══ DATA ══

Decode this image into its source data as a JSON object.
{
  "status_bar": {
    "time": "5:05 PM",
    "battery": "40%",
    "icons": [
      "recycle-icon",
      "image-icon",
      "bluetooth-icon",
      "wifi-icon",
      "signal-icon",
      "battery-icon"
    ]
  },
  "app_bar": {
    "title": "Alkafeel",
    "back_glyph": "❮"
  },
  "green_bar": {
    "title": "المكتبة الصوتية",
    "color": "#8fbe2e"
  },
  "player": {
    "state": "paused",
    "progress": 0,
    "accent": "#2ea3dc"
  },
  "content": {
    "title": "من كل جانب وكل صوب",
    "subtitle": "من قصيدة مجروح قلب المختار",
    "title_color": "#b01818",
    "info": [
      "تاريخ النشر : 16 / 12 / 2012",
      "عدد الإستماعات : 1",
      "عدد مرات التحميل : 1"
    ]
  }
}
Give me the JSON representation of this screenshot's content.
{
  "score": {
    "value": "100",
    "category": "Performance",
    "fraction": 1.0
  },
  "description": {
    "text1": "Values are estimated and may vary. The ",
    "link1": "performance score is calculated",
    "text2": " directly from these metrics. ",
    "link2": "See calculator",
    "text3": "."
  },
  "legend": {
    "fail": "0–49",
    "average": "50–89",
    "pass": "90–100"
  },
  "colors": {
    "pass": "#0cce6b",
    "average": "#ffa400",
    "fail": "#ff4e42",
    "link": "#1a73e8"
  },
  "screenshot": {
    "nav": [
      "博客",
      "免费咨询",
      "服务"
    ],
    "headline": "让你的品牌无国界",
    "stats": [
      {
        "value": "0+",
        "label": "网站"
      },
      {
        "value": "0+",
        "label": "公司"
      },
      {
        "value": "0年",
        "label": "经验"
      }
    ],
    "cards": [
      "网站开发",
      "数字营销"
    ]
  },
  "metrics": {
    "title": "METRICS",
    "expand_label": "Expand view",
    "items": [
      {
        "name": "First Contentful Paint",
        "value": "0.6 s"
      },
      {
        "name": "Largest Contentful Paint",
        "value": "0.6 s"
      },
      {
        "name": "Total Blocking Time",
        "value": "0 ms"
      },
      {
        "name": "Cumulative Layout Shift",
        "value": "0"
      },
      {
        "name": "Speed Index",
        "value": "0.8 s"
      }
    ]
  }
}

═══

* _EXERCISE GOAL_
Using the data above, print every record exactly as shown.

* _SOLUTION FOR THIS EXERCISE_
Decode this image into its source data as a JSON object.
{
  "status_bar": {
    "time": "5:05 PM",
    "battery": "40%",
    "icons": [
      "recycle-icon",
      "image-icon",
      "bluetooth-icon",
      "wifi-icon",
      "signal-icon",
      "battery-icon"
    ]
  },
  "app_bar": {
    "title": "Alkafeel",
    "back_glyph": "❮"
  },
  "green_bar": {
    "title": "المكتبة الصوتية",
    "color": "#8fbe2e"
  },
  "player": {
    "state": "paused",
    "progress": 0,
    "accent": "#2ea3dc"
  },
  "content": {
    "title": "من كل جانب وكل صوب",
    "subtitle": "من قصيدة مجروح قلب المختار",
    "title_color": "#b01818",
    "info": [
      "تاريخ النشر : 16 / 12 / 2012",
      "عدد الإستماعات : 1",
      "عدد مرات التحميل : 1"
    ]
  }
}
Give me the JSON representation of this screenshot's content.
{
  "score": {
    "value": "100",
    "category": "Performance",
    "fraction": 1.0
  },
  "description": {
    "text1": "Values are estimated and may vary. The ",
    "link1": "performance score is calculated",
    "text2": " directly from these metrics. ",
    "link2": "See calculator",
    "text3": "."
  },
  "legend": {
    "fail": "0–49",
    "average": "50–89",
    "pass": "90–100"
  },
  "colors": {
    "pass": "#0cce6b",
    "average": "#ffa400",
    "fail": "#ff4e42",
    "link": "#1a73e8"
  },
  "screenshot": {
    "nav": [
      "博客",
      "免费咨询",
      "服务"
    ],
    "headline": "让你的品牌无国界",
    "stats": [
      {
        "value": "0+",
        "label": "网站"
      },
      {
        "value": "0+",
        "label": "公司"
      },
      {
        "value": "0年",
        "label": "经验"
      }
    ],
    "cards": [
      "网站开发",
      "数字营销"
    ]
  },
  "metrics": {
    "title": "METRICS",
    "expand_label": "Expand view",
    "items": [
      {
        "name": "First Contentful Paint",
        "value": "0.6 s"
      },
      {
        "name": "Largest Contentful Paint",
        "value": "0.6 s"
      },
      {
        "name": "Total Blocking Time",
        "value": "0 ms"
      },
      {
        "name": "Cumulative Layout Shift",
        "value": "0"
      },
      {
        "name": "Speed Index",
        "value": "0.8 s"
      }
    ]
  }
}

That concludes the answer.